** START OF DATA RECORDS **

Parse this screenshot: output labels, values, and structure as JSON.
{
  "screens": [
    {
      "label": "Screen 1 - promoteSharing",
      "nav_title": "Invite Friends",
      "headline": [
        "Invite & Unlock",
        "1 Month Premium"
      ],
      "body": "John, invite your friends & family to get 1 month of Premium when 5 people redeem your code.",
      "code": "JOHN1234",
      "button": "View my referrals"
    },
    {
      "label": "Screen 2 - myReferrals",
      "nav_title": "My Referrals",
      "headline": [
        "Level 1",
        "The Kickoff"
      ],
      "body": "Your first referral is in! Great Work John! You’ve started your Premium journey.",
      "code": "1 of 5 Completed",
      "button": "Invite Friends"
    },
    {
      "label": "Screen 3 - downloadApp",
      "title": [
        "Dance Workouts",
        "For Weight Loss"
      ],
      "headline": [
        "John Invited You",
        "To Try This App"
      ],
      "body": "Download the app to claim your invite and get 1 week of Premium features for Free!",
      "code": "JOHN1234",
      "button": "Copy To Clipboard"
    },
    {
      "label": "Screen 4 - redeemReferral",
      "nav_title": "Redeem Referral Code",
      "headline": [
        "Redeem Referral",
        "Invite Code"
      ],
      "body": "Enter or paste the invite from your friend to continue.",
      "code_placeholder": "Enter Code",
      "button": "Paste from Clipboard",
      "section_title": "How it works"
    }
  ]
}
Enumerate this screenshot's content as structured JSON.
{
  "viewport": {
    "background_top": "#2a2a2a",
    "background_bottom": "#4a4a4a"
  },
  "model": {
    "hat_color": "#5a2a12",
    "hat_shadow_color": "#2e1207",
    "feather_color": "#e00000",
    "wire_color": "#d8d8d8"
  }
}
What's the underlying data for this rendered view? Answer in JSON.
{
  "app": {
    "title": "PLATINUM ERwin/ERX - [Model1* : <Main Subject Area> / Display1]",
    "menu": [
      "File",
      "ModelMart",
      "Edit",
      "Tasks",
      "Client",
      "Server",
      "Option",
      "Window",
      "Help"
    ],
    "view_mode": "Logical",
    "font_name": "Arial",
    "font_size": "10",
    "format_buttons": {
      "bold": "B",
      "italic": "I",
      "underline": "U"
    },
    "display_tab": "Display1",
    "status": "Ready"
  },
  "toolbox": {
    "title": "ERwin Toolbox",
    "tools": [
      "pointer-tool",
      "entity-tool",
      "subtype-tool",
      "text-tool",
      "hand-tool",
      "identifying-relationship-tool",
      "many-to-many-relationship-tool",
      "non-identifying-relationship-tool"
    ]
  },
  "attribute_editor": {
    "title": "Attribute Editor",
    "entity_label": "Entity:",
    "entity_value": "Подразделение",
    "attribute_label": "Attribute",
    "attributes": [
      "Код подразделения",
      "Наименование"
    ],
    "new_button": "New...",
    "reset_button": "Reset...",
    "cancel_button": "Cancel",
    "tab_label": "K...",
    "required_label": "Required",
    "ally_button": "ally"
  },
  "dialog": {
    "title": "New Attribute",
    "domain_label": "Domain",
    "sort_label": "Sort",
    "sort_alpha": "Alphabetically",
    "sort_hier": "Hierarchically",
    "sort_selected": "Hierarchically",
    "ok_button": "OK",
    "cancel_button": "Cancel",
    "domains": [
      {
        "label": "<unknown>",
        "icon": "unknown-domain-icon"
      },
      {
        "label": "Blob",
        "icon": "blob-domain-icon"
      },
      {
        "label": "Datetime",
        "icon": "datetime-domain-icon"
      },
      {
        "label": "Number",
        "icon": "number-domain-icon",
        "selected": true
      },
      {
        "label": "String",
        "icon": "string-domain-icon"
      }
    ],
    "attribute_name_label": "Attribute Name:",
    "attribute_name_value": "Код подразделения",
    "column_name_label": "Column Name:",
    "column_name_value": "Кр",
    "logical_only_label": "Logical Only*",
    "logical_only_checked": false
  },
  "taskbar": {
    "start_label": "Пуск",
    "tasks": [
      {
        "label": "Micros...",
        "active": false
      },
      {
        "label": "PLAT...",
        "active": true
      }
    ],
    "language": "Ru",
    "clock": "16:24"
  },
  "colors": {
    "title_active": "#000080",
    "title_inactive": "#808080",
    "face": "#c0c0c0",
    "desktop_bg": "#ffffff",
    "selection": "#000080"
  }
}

** END OF DATA RECORDS **

List every line above that holds the word "icon".

        "icon": "unknown-domain-icon"
        "icon": "blob-domain-icon"
        "icon": "datetime-domain-icon"
        "icon": "number-domain-icon",
        "icon": "string-domain-icon"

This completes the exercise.